* **WORK TO COMPLETE**: Check each line of the records below and collect those that include the word "Intel".

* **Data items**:
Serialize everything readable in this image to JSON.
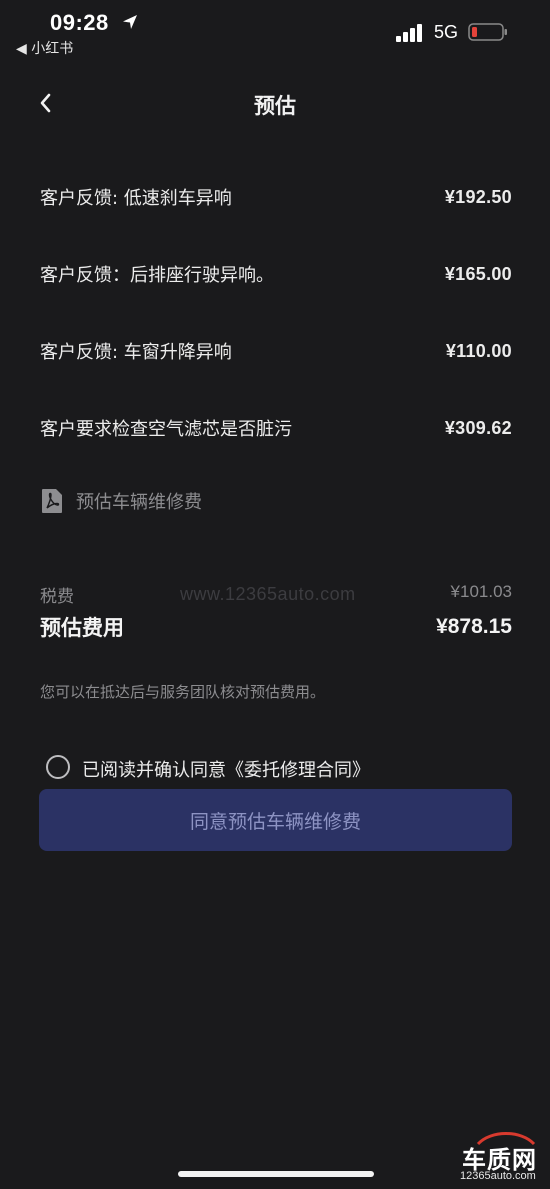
{
  "status": {
    "time": "09:28",
    "back_app": "◀ 小红书",
    "network": "5G",
    "battery_color": "#e5433a"
  },
  "nav": {
    "title": "预估",
    "back_icon": "chevron-left-icon"
  },
  "items": [
    {
      "label": "客户反馈: 低速刹车异响",
      "price": "¥192.50"
    },
    {
      "label": "客户反馈：后排座行驶异响。",
      "price": "¥165.00"
    },
    {
      "label": "客户反馈: 车窗升降异响",
      "price": "¥110.00"
    },
    {
      "label": "客户要求检查空气滤芯是否脏污",
      "price": "¥309.62"
    }
  ],
  "pdf": {
    "label": "预估车辆维修费",
    "icon": "pdf-icon"
  },
  "tax": {
    "label": "税费",
    "value": "¥101.03"
  },
  "total": {
    "label": "预估费用",
    "value": "¥878.15"
  },
  "watermark": "www.12365auto.com",
  "note": "您可以在抵达后与服务团队核对预估费用。",
  "agreement": {
    "text": "已阅读并确认同意《委托修理合同》",
    "checked": false
  },
  "button": {
    "label": "同意预估车辆维修费",
    "bg": "#2b3264"
  },
  "logo": {
    "main": "车质网",
    "sub": "12365auto.com"
  }
}
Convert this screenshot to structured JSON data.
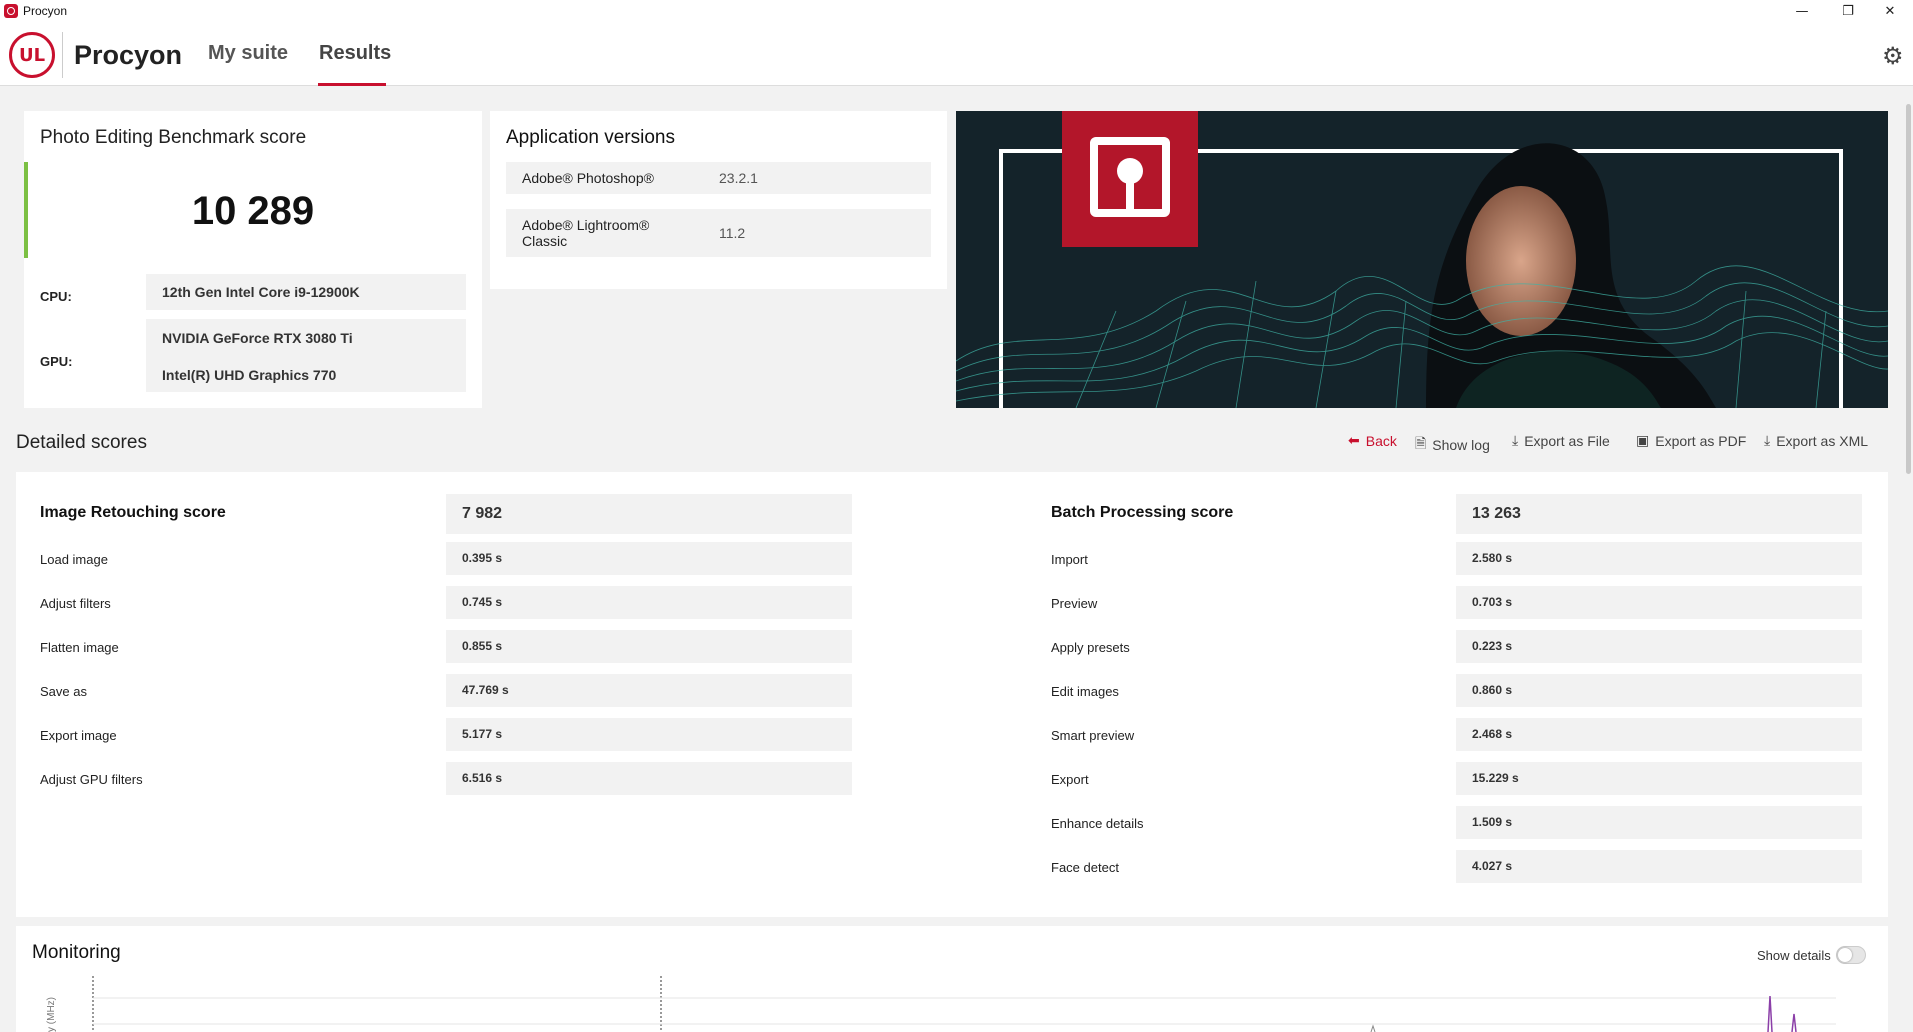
{
  "window": {
    "title": "Procyon",
    "minimize_glyph": "—",
    "restore_glyph": "❐",
    "close_glyph": "✕"
  },
  "header": {
    "logo_text": "UL",
    "brand": "Procyon",
    "nav": [
      {
        "label": "My suite"
      },
      {
        "label": "Results"
      }
    ],
    "settings_icon": "gear-icon"
  },
  "score_card": {
    "title": "Photo Editing Benchmark score",
    "score": "10 289",
    "status_color": "#7cc043",
    "cpu_label": "CPU:",
    "cpu_value": "12th Gen Intel Core i9-12900K",
    "gpu_label": "GPU:",
    "gpu_values": [
      "NVIDIA GeForce RTX 3080 Ti",
      "Intel(R) UHD Graphics 770"
    ]
  },
  "app_versions": {
    "title": "Application versions",
    "apps": [
      {
        "name": "Adobe® Photoshop®",
        "version": "23.2.1"
      },
      {
        "name_line1": "Adobe® Lightroom®",
        "name_line2": "Classic",
        "version": "11.2"
      }
    ]
  },
  "detailed": {
    "title": "Detailed scores",
    "actions": {
      "back": "Back",
      "show_log": "Show log",
      "export_file": "Export as File",
      "export_pdf": "Export as PDF",
      "export_xml": "Export as XML"
    },
    "left": {
      "title": "Image Retouching score",
      "score": "7 982",
      "rows": [
        {
          "label": "Load image",
          "value": "0.395 s"
        },
        {
          "label": "Adjust filters",
          "value": "0.745 s"
        },
        {
          "label": "Flatten image",
          "value": "0.855 s"
        },
        {
          "label": "Save as",
          "value": "47.769 s"
        },
        {
          "label": "Export image",
          "value": "5.177 s"
        },
        {
          "label": "Adjust GPU filters",
          "value": "6.516 s"
        }
      ]
    },
    "right": {
      "title": "Batch Processing score",
      "score": "13 263",
      "rows": [
        {
          "label": "Import",
          "value": "2.580 s"
        },
        {
          "label": "Preview",
          "value": "0.703 s"
        },
        {
          "label": "Apply presets",
          "value": "0.223 s"
        },
        {
          "label": "Edit images",
          "value": "0.860 s"
        },
        {
          "label": "Smart preview",
          "value": "2.468 s"
        },
        {
          "label": "Export",
          "value": "15.229 s"
        },
        {
          "label": "Enhance details",
          "value": "1.509 s"
        },
        {
          "label": "Face detect",
          "value": "4.027 s"
        }
      ]
    }
  },
  "monitoring": {
    "title": "Monitoring",
    "show_details_label": "Show details",
    "show_details_on": false,
    "axis_label_fragment": "y (MHz)"
  },
  "colors": {
    "accent": "#c8102e",
    "score_bar": "#7cc043"
  }
}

* **RESULT OF THE TASK**:
    "cpu_value": "12th Gen Intel Core i9-12900K",
      "Intel(R) UHD Graphics 770"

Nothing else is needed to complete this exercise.